Exercise task: Return each line of the listing that contains the string "handle".

Supplied data:
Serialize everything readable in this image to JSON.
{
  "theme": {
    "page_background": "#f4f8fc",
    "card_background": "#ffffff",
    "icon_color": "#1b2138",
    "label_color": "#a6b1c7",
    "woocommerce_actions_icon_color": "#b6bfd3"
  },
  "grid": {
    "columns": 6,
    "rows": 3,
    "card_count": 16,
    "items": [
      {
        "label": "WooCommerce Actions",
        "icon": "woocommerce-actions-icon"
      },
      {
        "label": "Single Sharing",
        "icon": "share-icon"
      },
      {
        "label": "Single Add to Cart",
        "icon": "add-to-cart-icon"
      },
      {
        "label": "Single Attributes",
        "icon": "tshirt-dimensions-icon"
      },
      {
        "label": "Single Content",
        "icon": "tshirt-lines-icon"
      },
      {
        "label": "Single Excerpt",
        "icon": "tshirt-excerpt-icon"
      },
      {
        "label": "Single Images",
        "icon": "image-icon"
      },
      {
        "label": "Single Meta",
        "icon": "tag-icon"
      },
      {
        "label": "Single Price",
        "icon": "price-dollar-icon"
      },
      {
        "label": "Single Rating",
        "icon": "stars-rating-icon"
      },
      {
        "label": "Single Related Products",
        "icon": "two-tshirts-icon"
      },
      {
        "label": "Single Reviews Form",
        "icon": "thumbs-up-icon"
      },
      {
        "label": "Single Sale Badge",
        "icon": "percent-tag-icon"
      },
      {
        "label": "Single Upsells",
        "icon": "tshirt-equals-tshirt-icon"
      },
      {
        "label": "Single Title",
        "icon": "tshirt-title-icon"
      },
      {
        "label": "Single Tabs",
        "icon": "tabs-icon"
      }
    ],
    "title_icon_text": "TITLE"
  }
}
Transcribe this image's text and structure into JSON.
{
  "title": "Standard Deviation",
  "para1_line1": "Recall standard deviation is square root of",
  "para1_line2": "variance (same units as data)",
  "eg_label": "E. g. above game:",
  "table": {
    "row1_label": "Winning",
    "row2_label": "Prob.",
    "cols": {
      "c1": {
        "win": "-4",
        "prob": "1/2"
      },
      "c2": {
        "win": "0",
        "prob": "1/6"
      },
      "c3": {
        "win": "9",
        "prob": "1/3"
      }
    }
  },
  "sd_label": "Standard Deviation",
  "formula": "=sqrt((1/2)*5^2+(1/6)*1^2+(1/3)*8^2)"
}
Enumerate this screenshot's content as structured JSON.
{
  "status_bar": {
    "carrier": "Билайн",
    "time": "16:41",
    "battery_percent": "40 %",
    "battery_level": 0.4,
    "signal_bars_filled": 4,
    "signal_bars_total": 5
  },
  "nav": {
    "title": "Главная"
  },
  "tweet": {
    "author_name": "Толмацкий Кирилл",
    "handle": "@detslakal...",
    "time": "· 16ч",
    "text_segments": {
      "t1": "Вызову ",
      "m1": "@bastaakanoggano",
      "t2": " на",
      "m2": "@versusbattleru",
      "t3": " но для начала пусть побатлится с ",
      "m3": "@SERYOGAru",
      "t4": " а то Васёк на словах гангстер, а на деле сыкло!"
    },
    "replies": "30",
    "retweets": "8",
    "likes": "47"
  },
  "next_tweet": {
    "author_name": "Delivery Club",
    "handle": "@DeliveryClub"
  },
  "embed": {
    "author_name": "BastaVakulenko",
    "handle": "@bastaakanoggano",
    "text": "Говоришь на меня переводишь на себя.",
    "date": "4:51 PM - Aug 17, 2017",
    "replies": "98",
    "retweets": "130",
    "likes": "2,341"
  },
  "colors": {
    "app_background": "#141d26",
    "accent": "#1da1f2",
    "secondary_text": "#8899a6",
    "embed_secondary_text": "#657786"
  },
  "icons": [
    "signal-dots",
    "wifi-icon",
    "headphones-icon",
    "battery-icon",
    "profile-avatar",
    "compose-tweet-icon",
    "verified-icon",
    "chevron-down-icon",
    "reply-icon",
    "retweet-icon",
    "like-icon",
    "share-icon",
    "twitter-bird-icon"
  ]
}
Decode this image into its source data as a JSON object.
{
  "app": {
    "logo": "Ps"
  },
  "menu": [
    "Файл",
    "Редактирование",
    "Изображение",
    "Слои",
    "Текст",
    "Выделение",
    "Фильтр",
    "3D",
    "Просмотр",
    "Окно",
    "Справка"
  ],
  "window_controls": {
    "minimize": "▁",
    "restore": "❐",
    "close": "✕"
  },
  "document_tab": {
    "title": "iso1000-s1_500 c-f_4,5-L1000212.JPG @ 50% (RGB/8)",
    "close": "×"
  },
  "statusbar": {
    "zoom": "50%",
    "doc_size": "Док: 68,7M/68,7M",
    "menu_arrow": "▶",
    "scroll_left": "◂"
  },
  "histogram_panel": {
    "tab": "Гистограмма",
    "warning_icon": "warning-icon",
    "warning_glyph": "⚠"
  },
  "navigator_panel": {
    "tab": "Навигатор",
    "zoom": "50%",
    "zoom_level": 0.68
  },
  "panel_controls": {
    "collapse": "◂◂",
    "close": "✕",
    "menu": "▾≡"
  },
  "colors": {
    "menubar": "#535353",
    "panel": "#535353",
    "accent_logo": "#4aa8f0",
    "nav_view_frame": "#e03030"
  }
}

Answer for the task:
    "handle": "@detslakal...",
    "handle": "@DeliveryClub"
    "handle": "@bastaakanoggano",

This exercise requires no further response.